- [INSTRUCTIONS FOR THE TASK] Set all the material down again unchanged, without the pictures.

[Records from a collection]
# # # # # # #

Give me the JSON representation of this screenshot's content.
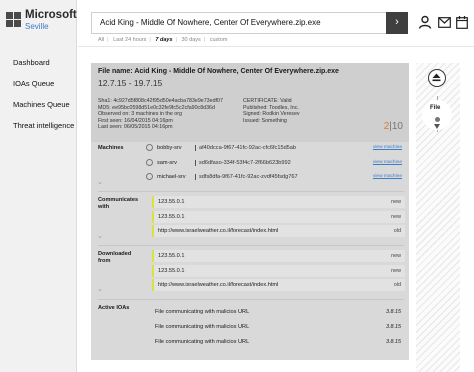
{
  "brand": {
    "name": "Microsoft",
    "product": "Seville"
  },
  "nav": [
    {
      "label": "Dashboard"
    },
    {
      "label": "IOAs Queue"
    },
    {
      "label": "Machines Queue"
    },
    {
      "label": "Threat intelligence"
    }
  ],
  "search": {
    "query": "Acid King - Middle Of Nowhere, Center Of Everywhere.zip.exe"
  },
  "filters": [
    "All",
    "Last 24 hours",
    "7 days",
    "30 days",
    "custom"
  ],
  "active_filter": "7 days",
  "file": {
    "name_label": "File name:",
    "name": "Acid King - Middle Of Nowhere, Center Of Everywhere.zip.exe",
    "date_range": "12.7.15 - 19.7.15",
    "meta_left": [
      "Sha1: 4c927d5f808c42f95d50e4acba783e9e73edf07",
      "MD5: ee95bc0598d51e0c32fe9fc5c2cfa90c8d36d",
      "Observed on: 3 machines in the org",
      "First seen: 16/04/2015 04:16pm",
      "Last seen: 06/05/2015 04:16pm"
    ],
    "meta_right": [
      "CERTIFICATE: Valid",
      "Published: Toodles, Inc.",
      "Signed: Rodkin Veresev",
      "Issued: Something"
    ],
    "score_a": "2",
    "score_sep": "|",
    "score_b": "10"
  },
  "machines": {
    "label": "Machines",
    "link_label": "view machine",
    "rows": [
      {
        "name": "bobby-srv",
        "id": "af40dcca-9f67-41fc-92ac-cfc6fc15d5ab"
      },
      {
        "name": "sam-srv",
        "id": "sd6dfaso-334f-53f4c7-2f66b623b992"
      },
      {
        "name": "michael-srv",
        "id": "sdfs8dfa-9f67-41fc-92ac-zvdf45fsdg767"
      }
    ]
  },
  "communicates": {
    "label": "Communicates with",
    "rows": [
      {
        "target": "123.55.0.1",
        "status": "new"
      },
      {
        "target": "123.55.0.1",
        "status": "new"
      },
      {
        "target": "http://www.israelweather.co.il/forecast/index.html",
        "status": "old"
      }
    ]
  },
  "downloaded": {
    "label": "Downloaded from",
    "rows": [
      {
        "target": "123.55.0.1",
        "status": "new"
      },
      {
        "target": "123.55.0.1",
        "status": "new"
      },
      {
        "target": "http://www.israelweather.co.il/forecast/index.html",
        "status": "old"
      }
    ]
  },
  "ioas": {
    "label": "Active IOAs",
    "rows": [
      {
        "text": "File communicating with malicios URL",
        "date": "3.8.15"
      },
      {
        "text": "File communicating with malicios URL",
        "date": "3.8.15"
      },
      {
        "text": "File communicating with malicios URL",
        "date": "3.8.15"
      }
    ]
  },
  "timeline": {
    "node_label": "File"
  }
}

# # # # # # #

- [WRITTEN RESPONSE]
Give me the JSON representation of this screenshot's content.
{
  "brand": {
    "name": "Microsoft",
    "product": "Seville"
  },
  "nav": [
    {
      "label": "Dashboard"
    },
    {
      "label": "IOAs Queue"
    },
    {
      "label": "Machines Queue"
    },
    {
      "label": "Threat intelligence"
    }
  ],
  "search": {
    "query": "Acid King - Middle Of Nowhere, Center Of Everywhere.zip.exe"
  },
  "filters": [
    "All",
    "Last 24 hours",
    "7 days",
    "30 days",
    "custom"
  ],
  "active_filter": "7 days",
  "file": {
    "name_label": "File name:",
    "name": "Acid King - Middle Of Nowhere, Center Of Everywhere.zip.exe",
    "date_range": "12.7.15 - 19.7.15",
    "meta_left": [
      "Sha1: 4c927d5f808c42f95d50e4acba783e9e73edf07",
      "MD5: ee95bc0598d51e0c32fe9fc5c2cfa90c8d36d",
      "Observed on: 3 machines in the org",
      "First seen: 16/04/2015 04:16pm",
      "Last seen: 06/05/2015 04:16pm"
    ],
    "meta_right": [
      "CERTIFICATE: Valid",
      "Published: Toodles, Inc.",
      "Signed: Rodkin Veresev",
      "Issued: Something"
    ],
    "score_a": "2",
    "score_sep": "|",
    "score_b": "10"
  },
  "machines": {
    "label": "Machines",
    "link_label": "view machine",
    "rows": [
      {
        "name": "bobby-srv",
        "id": "af40dcca-9f67-41fc-92ac-cfc6fc15d5ab"
      },
      {
        "name": "sam-srv",
        "id": "sd6dfaso-334f-53f4c7-2f66b623b992"
      },
      {
        "name": "michael-srv",
        "id": "sdfs8dfa-9f67-41fc-92ac-zvdf45fsdg767"
      }
    ]
  },
  "communicates": {
    "label": "Communicates with",
    "rows": [
      {
        "target": "123.55.0.1",
        "status": "new"
      },
      {
        "target": "123.55.0.1",
        "status": "new"
      },
      {
        "target": "http://www.israelweather.co.il/forecast/index.html",
        "status": "old"
      }
    ]
  },
  "downloaded": {
    "label": "Downloaded from",
    "rows": [
      {
        "target": "123.55.0.1",
        "status": "new"
      },
      {
        "target": "123.55.0.1",
        "status": "new"
      },
      {
        "target": "http://www.israelweather.co.il/forecast/index.html",
        "status": "old"
      }
    ]
  },
  "ioas": {
    "label": "Active IOAs",
    "rows": [
      {
        "text": "File communicating with malicios URL",
        "date": "3.8.15"
      },
      {
        "text": "File communicating with malicios URL",
        "date": "3.8.15"
      },
      {
        "text": "File communicating with malicios URL",
        "date": "3.8.15"
      }
    ]
  },
  "timeline": {
    "node_label": "File"
  }
}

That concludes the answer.